Records:
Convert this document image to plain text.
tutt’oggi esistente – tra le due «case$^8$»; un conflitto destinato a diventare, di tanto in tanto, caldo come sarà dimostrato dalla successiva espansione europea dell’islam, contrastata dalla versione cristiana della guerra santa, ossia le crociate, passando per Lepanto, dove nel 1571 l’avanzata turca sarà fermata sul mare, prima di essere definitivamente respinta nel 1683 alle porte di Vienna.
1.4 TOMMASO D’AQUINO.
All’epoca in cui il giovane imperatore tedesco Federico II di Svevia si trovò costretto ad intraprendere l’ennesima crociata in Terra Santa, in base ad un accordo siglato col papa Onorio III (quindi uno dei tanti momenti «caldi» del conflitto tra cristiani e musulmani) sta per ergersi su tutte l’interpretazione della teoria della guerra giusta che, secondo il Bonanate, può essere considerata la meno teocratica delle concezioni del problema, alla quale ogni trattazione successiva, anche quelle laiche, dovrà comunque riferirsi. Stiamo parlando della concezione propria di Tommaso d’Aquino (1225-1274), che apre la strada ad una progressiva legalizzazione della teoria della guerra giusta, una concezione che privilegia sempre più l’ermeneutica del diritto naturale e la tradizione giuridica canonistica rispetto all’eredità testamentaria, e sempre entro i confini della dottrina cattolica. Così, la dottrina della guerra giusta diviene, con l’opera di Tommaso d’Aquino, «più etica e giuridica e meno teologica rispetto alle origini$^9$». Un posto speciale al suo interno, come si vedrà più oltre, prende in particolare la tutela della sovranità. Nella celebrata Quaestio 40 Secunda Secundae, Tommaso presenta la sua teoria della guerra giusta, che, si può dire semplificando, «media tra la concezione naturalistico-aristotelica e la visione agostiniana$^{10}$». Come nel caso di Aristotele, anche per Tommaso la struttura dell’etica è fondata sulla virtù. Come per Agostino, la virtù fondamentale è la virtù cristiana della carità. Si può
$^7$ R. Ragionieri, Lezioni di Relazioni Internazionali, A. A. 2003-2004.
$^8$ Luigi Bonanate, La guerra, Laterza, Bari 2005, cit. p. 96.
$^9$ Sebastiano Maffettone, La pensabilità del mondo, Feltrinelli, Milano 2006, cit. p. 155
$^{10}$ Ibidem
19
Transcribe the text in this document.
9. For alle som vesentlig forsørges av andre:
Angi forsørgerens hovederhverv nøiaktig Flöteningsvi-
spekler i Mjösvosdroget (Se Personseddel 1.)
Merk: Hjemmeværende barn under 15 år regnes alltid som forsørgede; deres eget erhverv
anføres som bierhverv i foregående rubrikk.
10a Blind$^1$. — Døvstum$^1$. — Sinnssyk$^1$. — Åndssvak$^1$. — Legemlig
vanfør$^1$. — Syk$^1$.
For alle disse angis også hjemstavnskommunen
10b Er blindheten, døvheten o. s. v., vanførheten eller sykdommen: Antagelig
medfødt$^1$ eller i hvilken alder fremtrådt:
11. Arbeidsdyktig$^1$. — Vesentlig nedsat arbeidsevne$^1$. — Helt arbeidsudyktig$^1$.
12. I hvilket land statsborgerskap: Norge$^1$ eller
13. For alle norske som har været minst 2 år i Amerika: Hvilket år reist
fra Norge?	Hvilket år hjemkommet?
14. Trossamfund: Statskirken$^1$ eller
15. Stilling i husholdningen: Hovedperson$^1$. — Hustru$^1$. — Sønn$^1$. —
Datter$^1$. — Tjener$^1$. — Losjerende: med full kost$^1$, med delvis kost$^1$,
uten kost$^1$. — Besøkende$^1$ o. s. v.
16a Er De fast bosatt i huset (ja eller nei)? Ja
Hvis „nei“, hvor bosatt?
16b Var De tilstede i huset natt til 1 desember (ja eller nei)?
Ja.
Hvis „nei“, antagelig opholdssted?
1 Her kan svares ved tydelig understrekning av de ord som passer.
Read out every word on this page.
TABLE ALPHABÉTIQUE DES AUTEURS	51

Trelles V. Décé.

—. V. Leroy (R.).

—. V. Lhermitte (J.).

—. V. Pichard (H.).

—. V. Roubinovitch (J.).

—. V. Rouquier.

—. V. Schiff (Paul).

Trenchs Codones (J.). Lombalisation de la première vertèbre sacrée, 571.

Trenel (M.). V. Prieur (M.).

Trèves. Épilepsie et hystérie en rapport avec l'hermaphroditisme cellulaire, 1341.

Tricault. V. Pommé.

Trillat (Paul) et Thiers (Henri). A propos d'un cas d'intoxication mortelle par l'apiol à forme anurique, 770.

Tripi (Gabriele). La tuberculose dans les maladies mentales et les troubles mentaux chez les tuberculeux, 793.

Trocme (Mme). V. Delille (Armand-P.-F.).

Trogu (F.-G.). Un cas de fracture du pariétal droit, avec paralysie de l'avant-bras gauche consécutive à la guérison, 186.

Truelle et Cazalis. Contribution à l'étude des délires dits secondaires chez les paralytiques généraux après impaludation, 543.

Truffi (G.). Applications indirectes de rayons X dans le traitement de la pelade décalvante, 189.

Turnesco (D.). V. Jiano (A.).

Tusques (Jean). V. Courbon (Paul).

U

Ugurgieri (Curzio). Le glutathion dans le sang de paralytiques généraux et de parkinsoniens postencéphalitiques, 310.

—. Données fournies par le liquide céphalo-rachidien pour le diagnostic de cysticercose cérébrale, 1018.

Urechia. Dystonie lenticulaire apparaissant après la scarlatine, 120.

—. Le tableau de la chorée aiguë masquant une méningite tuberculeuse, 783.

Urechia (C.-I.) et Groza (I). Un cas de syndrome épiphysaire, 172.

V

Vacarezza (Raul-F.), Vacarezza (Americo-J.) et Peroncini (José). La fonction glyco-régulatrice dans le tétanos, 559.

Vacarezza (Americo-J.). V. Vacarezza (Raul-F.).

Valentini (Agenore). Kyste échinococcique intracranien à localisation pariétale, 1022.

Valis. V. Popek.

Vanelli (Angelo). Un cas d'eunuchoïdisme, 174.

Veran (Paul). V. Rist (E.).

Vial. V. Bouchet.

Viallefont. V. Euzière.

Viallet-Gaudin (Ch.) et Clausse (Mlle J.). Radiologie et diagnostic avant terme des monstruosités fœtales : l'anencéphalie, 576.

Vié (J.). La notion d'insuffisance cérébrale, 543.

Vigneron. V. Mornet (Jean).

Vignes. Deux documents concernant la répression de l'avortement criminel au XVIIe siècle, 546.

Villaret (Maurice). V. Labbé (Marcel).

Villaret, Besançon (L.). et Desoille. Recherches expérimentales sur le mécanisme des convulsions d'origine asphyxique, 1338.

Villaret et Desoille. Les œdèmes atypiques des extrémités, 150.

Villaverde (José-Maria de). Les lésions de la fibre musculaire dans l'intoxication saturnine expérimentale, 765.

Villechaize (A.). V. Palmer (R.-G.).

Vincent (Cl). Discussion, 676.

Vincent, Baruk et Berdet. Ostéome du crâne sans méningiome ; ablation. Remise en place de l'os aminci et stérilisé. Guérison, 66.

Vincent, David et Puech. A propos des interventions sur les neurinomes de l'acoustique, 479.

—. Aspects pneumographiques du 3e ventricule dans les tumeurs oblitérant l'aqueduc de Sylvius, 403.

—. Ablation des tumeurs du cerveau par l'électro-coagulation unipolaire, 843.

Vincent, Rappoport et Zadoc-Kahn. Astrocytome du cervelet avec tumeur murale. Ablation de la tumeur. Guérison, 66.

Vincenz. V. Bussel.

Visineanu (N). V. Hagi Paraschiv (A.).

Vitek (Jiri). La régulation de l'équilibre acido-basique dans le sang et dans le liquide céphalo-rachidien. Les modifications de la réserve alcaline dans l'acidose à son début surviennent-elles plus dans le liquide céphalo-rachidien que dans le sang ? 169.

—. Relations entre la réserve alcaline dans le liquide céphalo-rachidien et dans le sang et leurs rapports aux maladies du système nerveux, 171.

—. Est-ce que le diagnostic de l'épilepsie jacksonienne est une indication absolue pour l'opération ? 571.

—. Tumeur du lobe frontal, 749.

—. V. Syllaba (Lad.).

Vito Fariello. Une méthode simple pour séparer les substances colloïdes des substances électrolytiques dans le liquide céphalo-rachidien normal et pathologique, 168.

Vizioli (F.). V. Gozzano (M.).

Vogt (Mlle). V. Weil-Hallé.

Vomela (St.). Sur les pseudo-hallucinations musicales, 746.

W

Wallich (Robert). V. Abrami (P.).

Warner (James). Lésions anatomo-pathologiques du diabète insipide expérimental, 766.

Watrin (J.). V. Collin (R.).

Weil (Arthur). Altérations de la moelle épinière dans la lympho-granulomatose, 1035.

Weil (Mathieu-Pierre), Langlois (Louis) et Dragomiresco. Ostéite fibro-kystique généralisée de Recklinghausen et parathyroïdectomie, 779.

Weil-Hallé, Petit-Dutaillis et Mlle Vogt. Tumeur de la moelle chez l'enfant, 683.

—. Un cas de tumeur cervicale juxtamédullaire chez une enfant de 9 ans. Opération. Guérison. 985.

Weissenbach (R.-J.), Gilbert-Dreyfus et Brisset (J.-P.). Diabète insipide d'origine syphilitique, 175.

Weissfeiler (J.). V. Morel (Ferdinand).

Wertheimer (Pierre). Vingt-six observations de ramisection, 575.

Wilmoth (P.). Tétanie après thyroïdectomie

Problem to solve: Locate all lines in the listing above with the word "Vogt". Copy them.

Solved problem:
Vogt (Mlle). V. Weil-Hallé.
Weil-Hallé, Petit-Dutaillis et Mlle Vogt. Tumeur de la moelle chez l'enfant, 683.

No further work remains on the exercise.